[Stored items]

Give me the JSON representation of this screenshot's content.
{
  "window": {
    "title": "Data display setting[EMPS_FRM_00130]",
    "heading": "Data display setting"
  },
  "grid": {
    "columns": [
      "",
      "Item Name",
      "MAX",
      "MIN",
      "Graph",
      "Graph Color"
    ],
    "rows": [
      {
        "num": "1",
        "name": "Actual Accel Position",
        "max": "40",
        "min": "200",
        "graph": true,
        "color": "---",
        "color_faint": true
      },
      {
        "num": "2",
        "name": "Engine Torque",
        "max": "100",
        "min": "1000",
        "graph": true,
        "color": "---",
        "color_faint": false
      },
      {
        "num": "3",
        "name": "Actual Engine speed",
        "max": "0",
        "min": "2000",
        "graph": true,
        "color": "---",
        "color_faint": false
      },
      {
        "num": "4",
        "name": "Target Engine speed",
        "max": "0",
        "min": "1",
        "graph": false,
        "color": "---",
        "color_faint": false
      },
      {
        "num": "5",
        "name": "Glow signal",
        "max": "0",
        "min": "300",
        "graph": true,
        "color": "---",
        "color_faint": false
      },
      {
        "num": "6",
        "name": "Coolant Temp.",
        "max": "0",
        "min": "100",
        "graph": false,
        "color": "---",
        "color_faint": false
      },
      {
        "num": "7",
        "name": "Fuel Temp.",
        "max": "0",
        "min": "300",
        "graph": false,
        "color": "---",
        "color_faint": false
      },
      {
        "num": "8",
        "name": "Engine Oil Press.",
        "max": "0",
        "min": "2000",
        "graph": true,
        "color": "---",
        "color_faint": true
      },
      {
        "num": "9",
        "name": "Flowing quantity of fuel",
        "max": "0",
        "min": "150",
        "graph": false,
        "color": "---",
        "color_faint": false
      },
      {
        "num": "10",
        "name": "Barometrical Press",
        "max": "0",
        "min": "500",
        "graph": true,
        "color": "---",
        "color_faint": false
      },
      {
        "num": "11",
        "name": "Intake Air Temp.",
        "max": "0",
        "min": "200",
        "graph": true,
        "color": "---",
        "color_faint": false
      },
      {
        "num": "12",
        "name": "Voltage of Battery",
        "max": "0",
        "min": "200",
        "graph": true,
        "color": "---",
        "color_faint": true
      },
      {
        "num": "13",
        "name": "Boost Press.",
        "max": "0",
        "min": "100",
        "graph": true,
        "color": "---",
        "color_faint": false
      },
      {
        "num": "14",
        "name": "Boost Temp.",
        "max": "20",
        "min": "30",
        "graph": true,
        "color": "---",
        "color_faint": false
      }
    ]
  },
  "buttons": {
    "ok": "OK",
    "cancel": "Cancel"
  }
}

## STATED TASK
Send back all of the entries exactly, with nothing missing.

## EXPECTED OUTPUT
Give me the JSON representation of this screenshot's content.
{
  "window": {
    "title": "Data display setting[EMPS_FRM_00130]",
    "heading": "Data display setting"
  },
  "grid": {
    "columns": [
      "",
      "Item Name",
      "MAX",
      "MIN",
      "Graph",
      "Graph Color"
    ],
    "rows": [
      {
        "num": "1",
        "name": "Actual Accel Position",
        "max": "40",
        "min": "200",
        "graph": true,
        "color": "---",
        "color_faint": true
      },
      {
        "num": "2",
        "name": "Engine Torque",
        "max": "100",
        "min": "1000",
        "graph": true,
        "color": "---",
        "color_faint": false
      },
      {
        "num": "3",
        "name": "Actual Engine speed",
        "max": "0",
        "min": "2000",
        "graph": true,
        "color": "---",
        "color_faint": false
      },
      {
        "num": "4",
        "name": "Target Engine speed",
        "max": "0",
        "min": "1",
        "graph": false,
        "color": "---",
        "color_faint": false
      },
      {
        "num": "5",
        "name": "Glow signal",
        "max": "0",
        "min": "300",
        "graph": true,
        "color": "---",
        "color_faint": false
      },
      {
        "num": "6",
        "name": "Coolant Temp.",
        "max": "0",
        "min": "100",
        "graph": false,
        "color": "---",
        "color_faint": false
      },
      {
        "num": "7",
        "name": "Fuel Temp.",
        "max": "0",
        "min": "300",
        "graph": false,
        "color": "---",
        "color_faint": false
      },
      {
        "num": "8",
        "name": "Engine Oil Press.",
        "max": "0",
        "min": "2000",
        "graph": true,
        "color": "---",
        "color_faint": true
      },
      {
        "num": "9",
        "name": "Flowing quantity of fuel",
        "max": "0",
        "min": "150",
        "graph": false,
        "color": "---",
        "color_faint": false
      },
      {
        "num": "10",
        "name": "Barometrical Press",
        "max": "0",
        "min": "500",
        "graph": true,
        "color": "---",
        "color_faint": false
      },
      {
        "num": "11",
        "name": "Intake Air Temp.",
        "max": "0",
        "min": "200",
        "graph": true,
        "color": "---",
        "color_faint": false
      },
      {
        "num": "12",
        "name": "Voltage of Battery",
        "max": "0",
        "min": "200",
        "graph": true,
        "color": "---",
        "color_faint": true
      },
      {
        "num": "13",
        "name": "Boost Press.",
        "max": "0",
        "min": "100",
        "graph": true,
        "color": "---",
        "color_faint": false
      },
      {
        "num": "14",
        "name": "Boost Temp.",
        "max": "20",
        "min": "30",
        "graph": true,
        "color": "---",
        "color_faint": false
      }
    ]
  },
  "buttons": {
    "ok": "OK",
    "cancel": "Cancel"
  }
}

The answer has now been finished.